Dataset entries:
+ + + + + + +

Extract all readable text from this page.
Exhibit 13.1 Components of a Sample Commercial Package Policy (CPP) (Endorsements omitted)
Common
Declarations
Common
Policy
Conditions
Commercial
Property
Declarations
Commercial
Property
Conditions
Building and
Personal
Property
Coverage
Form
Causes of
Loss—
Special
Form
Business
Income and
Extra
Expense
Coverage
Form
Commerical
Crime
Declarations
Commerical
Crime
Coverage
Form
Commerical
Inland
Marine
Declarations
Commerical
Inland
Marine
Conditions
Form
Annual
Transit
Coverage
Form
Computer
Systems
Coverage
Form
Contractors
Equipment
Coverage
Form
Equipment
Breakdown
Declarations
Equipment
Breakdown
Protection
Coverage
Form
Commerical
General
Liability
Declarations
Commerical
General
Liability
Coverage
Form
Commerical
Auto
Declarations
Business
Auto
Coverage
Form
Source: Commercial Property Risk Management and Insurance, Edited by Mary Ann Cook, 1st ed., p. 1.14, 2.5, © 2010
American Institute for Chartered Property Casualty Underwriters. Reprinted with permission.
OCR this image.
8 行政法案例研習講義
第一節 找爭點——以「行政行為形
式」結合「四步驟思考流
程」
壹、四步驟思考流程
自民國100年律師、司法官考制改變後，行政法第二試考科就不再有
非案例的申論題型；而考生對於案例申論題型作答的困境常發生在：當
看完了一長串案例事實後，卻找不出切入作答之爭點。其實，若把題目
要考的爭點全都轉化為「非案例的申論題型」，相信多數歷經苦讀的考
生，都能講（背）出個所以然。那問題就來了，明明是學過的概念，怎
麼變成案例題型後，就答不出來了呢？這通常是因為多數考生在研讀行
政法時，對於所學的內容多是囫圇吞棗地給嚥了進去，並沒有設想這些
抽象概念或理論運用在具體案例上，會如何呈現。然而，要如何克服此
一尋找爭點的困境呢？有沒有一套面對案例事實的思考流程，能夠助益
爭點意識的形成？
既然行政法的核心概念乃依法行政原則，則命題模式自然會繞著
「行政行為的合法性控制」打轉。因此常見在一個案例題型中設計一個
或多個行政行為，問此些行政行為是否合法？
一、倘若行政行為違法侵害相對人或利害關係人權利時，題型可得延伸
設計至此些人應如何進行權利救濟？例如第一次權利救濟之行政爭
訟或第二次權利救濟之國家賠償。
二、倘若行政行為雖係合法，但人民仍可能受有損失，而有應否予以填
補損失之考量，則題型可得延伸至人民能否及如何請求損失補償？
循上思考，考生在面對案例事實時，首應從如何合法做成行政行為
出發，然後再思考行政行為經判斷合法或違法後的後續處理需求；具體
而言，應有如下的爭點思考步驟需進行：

+ + + + + + +

### Work to complete
Restate each of the entries above verbatim.

### Correct response
Extract all readable text from this page.
Exhibit 13.1 Components of a Sample Commercial Package Policy (CPP) (Endorsements omitted)
Common
Declarations
Common
Policy
Conditions
Commercial
Property
Declarations
Commercial
Property
Conditions
Building and
Personal
Property
Coverage
Form
Causes of
Loss—
Special
Form
Business
Income and
Extra
Expense
Coverage
Form
Commerical
Crime
Declarations
Commerical
Crime
Coverage
Form
Commerical
Inland
Marine
Declarations
Commerical
Inland
Marine
Conditions
Form
Annual
Transit
Coverage
Form
Computer
Systems
Coverage
Form
Contractors
Equipment
Coverage
Form
Equipment
Breakdown
Declarations
Equipment
Breakdown
Protection
Coverage
Form
Commerical
General
Liability
Declarations
Commerical
General
Liability
Coverage
Form
Commerical
Auto
Declarations
Business
Auto
Coverage
Form
Source: Commercial Property Risk Management and Insurance, Edited by Mary Ann Cook, 1st ed., p. 1.14, 2.5, © 2010
American Institute for Chartered Property Casualty Underwriters. Reprinted with permission.
OCR this image.
8 行政法案例研習講義
第一節 找爭點——以「行政行為形
式」結合「四步驟思考流
程」
壹、四步驟思考流程
自民國100年律師、司法官考制改變後，行政法第二試考科就不再有
非案例的申論題型；而考生對於案例申論題型作答的困境常發生在：當
看完了一長串案例事實後，卻找不出切入作答之爭點。其實，若把題目
要考的爭點全都轉化為「非案例的申論題型」，相信多數歷經苦讀的考
生，都能講（背）出個所以然。那問題就來了，明明是學過的概念，怎
麼變成案例題型後，就答不出來了呢？這通常是因為多數考生在研讀行
政法時，對於所學的內容多是囫圇吞棗地給嚥了進去，並沒有設想這些
抽象概念或理論運用在具體案例上，會如何呈現。然而，要如何克服此
一尋找爭點的困境呢？有沒有一套面對案例事實的思考流程，能夠助益
爭點意識的形成？
既然行政法的核心概念乃依法行政原則，則命題模式自然會繞著
「行政行為的合法性控制」打轉。因此常見在一個案例題型中設計一個
或多個行政行為，問此些行政行為是否合法？
一、倘若行政行為違法侵害相對人或利害關係人權利時，題型可得延伸
設計至此些人應如何進行權利救濟？例如第一次權利救濟之行政爭
訟或第二次權利救濟之國家賠償。
二、倘若行政行為雖係合法，但人民仍可能受有損失，而有應否予以填
補損失之考量，則題型可得延伸至人民能否及如何請求損失補償？
循上思考，考生在面對案例事實時，首應從如何合法做成行政行為
出發，然後再思考行政行為經判斷合法或違法後的後續處理需求；具體
而言，應有如下的爭點思考步驟需進行：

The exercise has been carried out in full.